• _TASK_: Lines containing the word "lpszClassName" need to be counted. Please reply with how many there are, and nothing else.

Start of EXERCISE INPUTS

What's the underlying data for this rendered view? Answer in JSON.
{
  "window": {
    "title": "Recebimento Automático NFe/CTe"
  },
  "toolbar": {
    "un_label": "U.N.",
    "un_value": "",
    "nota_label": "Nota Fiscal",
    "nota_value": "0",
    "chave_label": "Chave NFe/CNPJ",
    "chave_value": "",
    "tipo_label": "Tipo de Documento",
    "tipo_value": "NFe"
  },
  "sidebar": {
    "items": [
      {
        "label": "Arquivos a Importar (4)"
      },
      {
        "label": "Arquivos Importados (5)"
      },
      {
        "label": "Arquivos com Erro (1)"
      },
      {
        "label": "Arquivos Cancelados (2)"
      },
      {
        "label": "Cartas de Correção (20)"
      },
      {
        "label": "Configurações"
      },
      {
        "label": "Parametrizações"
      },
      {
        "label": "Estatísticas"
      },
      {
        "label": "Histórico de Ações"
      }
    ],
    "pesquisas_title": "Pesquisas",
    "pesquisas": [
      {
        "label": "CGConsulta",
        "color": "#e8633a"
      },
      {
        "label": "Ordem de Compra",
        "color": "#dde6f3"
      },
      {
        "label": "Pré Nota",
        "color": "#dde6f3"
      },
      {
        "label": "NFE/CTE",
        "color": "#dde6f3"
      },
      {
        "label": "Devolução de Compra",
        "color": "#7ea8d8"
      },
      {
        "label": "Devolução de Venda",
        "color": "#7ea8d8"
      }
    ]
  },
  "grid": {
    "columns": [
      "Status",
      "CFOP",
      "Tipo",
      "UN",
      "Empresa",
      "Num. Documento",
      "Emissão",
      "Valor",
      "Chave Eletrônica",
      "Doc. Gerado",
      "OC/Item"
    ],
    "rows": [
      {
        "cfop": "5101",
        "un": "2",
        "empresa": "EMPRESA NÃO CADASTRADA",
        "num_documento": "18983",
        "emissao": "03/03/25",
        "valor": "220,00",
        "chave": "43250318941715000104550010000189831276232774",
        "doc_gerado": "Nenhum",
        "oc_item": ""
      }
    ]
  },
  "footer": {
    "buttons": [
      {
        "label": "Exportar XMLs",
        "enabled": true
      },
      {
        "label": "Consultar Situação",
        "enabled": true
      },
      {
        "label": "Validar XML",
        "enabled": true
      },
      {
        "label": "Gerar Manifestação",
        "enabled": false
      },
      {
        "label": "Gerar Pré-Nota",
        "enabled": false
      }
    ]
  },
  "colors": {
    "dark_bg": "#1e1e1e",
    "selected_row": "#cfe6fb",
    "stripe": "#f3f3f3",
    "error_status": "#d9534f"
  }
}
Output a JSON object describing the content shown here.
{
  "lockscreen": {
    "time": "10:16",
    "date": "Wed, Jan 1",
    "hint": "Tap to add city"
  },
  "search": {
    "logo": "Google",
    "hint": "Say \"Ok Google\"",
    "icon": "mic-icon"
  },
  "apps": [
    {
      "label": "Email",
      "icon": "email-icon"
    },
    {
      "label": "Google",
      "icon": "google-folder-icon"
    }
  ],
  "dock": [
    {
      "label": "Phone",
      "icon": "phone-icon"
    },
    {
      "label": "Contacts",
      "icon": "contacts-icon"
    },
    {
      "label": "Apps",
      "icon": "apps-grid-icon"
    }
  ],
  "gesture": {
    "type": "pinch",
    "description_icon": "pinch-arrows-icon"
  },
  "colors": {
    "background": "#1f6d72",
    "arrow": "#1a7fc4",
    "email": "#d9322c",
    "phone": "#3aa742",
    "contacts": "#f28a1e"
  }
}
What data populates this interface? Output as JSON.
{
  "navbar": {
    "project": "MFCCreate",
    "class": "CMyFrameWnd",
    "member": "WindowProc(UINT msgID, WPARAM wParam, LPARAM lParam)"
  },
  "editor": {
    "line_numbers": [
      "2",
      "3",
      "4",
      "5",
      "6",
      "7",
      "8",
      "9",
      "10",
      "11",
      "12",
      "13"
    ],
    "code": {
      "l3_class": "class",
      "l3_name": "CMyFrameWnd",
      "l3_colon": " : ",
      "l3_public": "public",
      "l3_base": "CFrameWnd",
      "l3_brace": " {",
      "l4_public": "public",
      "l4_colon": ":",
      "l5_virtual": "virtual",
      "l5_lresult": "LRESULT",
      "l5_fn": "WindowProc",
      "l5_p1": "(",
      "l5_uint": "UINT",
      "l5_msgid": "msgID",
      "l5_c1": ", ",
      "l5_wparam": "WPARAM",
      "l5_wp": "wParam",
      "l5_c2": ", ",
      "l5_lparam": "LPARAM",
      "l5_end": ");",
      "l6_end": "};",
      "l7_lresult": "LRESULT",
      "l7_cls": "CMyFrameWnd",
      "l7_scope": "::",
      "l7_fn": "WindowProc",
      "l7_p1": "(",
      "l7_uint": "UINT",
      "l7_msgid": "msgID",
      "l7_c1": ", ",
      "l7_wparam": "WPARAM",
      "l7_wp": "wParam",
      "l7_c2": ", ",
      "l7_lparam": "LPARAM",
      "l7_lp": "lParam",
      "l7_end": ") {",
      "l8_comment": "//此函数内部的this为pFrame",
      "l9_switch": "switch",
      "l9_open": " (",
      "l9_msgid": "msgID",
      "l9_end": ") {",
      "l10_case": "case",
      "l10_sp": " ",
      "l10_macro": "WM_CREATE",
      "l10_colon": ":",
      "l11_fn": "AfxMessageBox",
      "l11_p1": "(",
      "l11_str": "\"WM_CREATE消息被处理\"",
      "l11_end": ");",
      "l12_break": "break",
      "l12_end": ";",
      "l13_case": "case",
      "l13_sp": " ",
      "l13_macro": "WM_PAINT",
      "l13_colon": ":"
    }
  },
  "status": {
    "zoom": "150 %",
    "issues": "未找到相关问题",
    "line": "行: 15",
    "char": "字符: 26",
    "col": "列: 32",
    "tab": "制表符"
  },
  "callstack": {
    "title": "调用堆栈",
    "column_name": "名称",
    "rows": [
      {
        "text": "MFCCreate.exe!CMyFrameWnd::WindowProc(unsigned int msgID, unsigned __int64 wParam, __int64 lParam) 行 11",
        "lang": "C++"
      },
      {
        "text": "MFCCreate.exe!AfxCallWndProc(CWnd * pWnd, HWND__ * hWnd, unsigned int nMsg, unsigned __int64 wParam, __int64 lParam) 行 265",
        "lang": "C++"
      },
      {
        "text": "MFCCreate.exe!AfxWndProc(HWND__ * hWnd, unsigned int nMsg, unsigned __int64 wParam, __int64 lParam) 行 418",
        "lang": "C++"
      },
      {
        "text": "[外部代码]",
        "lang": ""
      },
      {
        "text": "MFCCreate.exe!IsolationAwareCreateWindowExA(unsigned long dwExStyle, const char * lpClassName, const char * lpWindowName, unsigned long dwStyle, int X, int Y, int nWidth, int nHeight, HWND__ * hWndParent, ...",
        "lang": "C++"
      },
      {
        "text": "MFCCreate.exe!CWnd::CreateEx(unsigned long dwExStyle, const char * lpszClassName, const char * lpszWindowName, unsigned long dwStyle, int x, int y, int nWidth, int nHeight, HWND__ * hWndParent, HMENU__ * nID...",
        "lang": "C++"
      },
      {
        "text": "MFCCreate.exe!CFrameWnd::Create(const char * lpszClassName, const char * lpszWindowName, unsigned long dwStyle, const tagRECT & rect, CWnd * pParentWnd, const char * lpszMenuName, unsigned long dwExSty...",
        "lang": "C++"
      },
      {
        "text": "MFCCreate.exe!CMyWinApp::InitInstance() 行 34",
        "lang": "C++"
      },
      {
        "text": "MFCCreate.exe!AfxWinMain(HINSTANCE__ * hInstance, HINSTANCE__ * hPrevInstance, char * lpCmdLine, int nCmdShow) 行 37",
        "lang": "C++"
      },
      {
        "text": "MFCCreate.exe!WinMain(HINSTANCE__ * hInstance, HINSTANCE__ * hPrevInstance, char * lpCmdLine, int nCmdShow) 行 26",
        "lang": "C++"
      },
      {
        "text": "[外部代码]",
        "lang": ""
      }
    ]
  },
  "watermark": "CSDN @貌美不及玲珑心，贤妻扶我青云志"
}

End of EXERCISE INPUTS

• _RESULT OF THIS EXERCISE_: 2